■ SUPPLIED MATERIAL:

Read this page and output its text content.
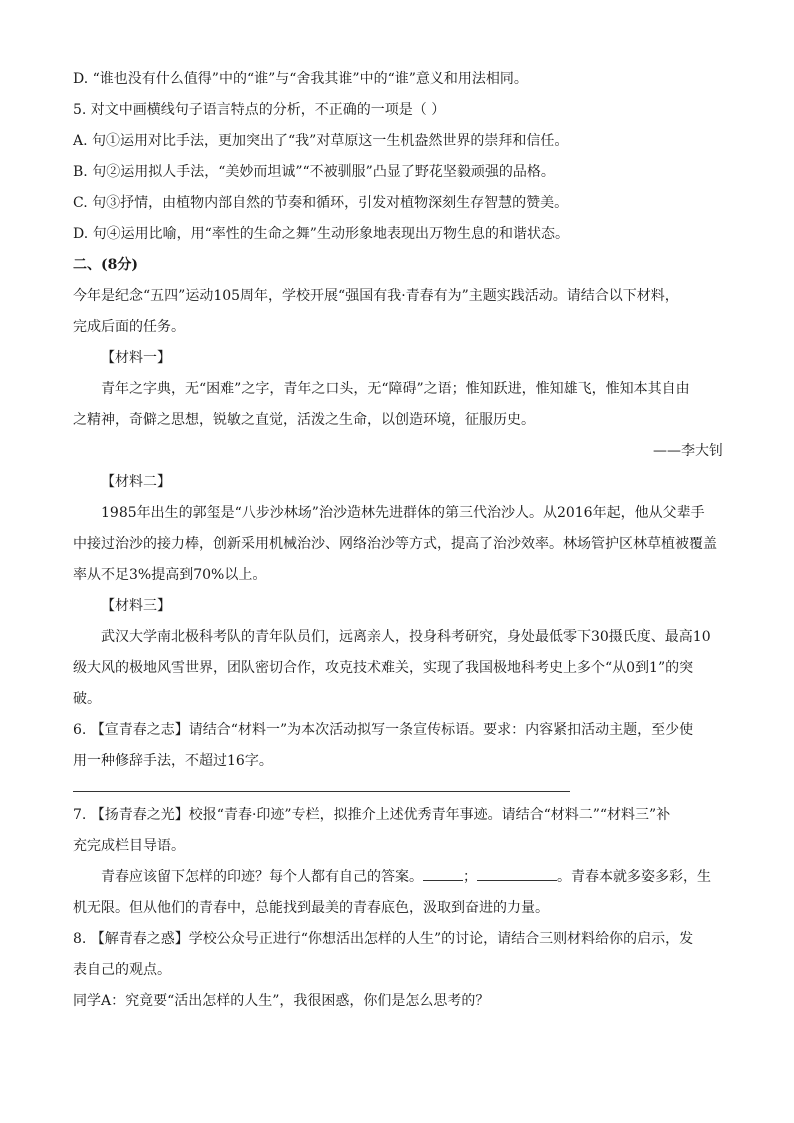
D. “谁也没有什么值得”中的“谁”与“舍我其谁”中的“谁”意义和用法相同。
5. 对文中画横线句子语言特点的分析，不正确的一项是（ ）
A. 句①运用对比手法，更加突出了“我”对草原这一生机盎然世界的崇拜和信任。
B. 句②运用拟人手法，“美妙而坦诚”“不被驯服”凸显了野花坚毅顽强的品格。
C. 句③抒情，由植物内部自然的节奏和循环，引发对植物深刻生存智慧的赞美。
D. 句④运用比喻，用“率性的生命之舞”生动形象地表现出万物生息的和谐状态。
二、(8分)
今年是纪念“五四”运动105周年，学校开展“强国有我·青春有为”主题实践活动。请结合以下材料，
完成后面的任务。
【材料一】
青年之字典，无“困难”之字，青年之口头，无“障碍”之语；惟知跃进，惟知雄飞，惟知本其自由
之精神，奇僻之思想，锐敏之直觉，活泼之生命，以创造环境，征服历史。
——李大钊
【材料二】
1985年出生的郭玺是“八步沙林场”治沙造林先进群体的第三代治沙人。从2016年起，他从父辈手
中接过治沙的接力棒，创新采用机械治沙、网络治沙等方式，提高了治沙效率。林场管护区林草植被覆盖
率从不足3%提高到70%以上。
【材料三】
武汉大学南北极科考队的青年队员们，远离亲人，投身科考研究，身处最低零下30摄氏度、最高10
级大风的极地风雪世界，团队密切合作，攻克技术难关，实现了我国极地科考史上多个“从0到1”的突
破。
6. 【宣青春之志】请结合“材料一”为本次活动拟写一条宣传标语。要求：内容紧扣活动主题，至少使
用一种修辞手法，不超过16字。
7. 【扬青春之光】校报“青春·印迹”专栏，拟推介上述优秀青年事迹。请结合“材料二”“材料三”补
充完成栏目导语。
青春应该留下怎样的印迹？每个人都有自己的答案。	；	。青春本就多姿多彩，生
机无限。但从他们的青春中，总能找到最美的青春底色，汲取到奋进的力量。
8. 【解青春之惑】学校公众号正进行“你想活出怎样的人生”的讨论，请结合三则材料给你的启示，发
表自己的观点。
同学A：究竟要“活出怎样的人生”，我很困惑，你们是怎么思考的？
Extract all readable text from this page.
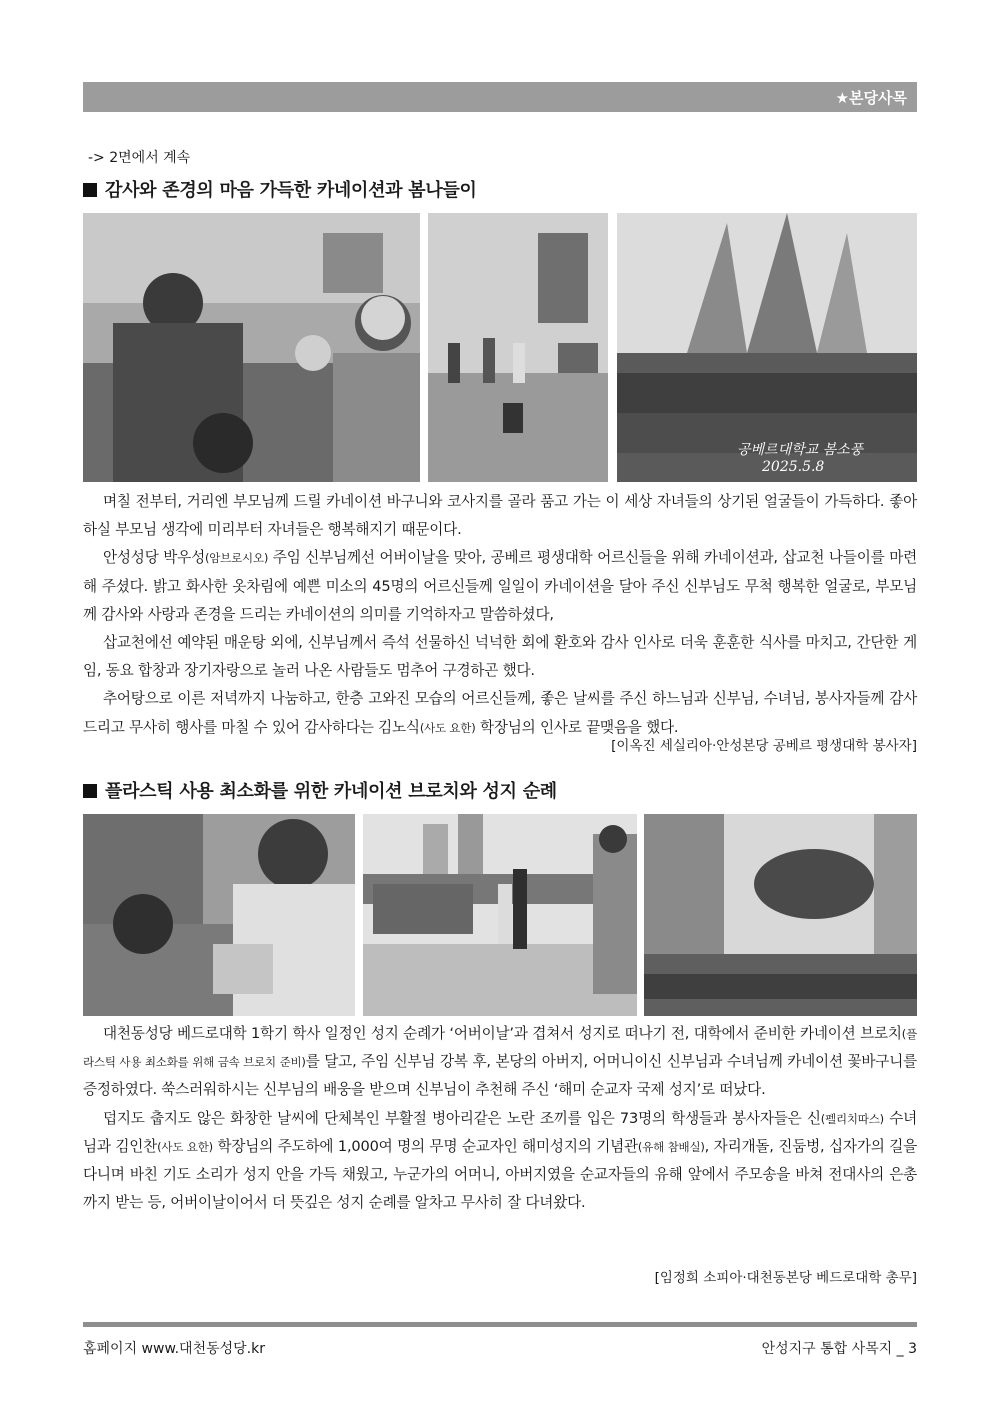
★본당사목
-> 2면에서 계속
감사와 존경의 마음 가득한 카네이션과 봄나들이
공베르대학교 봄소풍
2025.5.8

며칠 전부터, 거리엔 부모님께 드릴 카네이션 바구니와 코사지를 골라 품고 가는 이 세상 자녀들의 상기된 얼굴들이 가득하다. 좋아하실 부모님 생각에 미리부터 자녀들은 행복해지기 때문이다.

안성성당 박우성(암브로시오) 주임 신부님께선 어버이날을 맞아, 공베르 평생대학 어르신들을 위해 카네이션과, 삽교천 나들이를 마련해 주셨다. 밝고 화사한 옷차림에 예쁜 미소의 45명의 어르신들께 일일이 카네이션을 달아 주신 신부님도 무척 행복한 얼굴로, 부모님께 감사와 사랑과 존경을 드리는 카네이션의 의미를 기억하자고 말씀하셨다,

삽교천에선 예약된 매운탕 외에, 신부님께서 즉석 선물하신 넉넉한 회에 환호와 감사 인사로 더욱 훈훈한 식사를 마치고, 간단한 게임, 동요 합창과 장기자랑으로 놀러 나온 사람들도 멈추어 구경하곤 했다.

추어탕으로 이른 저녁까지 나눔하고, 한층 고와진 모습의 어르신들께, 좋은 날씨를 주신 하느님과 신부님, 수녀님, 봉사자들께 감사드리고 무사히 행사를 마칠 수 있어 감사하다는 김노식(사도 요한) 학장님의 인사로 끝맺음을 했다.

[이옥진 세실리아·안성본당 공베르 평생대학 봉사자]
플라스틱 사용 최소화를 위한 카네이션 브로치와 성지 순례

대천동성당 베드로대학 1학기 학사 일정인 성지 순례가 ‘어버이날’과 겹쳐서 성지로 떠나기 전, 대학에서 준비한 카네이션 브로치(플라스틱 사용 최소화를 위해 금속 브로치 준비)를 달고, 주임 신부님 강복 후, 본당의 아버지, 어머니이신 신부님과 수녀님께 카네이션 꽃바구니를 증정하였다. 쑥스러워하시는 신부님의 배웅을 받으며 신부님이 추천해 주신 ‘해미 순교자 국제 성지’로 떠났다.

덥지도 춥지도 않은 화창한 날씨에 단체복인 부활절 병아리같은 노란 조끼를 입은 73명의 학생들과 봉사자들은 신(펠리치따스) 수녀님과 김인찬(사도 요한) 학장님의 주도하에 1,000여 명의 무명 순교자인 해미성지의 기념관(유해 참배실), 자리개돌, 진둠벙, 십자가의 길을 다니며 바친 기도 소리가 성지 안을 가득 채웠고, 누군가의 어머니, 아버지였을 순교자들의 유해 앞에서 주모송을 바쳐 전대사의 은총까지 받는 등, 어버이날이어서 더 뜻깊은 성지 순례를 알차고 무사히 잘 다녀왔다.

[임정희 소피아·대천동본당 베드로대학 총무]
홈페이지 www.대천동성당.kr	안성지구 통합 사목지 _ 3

■ WHAT NEEDS TO BE DONE: Which lines of the data include "어르신들께"? Copy each of them.

■ THE SOLUTION:
안성성당 박우성(암브로시오) 주임 신부님께선 어버이날을 맞아, 공베르 평생대학 어르신들을 위해 카네이션과, 삽교천 나들이를 마련해 주셨다. 밝고 화사한 옷차림에 예쁜 미소의 45명의 어르신들께 일일이 카네이션을 달아 주신 신부님도 무척 행복한 얼굴로, 부모님께 감사와 사랑과 존경을 드리는 카네이션의 의미를 기억하자고 말씀하셨다,
추어탕으로 이른 저녁까지 나눔하고, 한층 고와진 모습의 어르신들께, 좋은 날씨를 주신 하느님과 신부님, 수녀님, 봉사자들께 감사드리고 무사히 행사를 마칠 수 있어 감사하다는 김노식(사도 요한) 학장님의 인사로 끝맺음을 했다.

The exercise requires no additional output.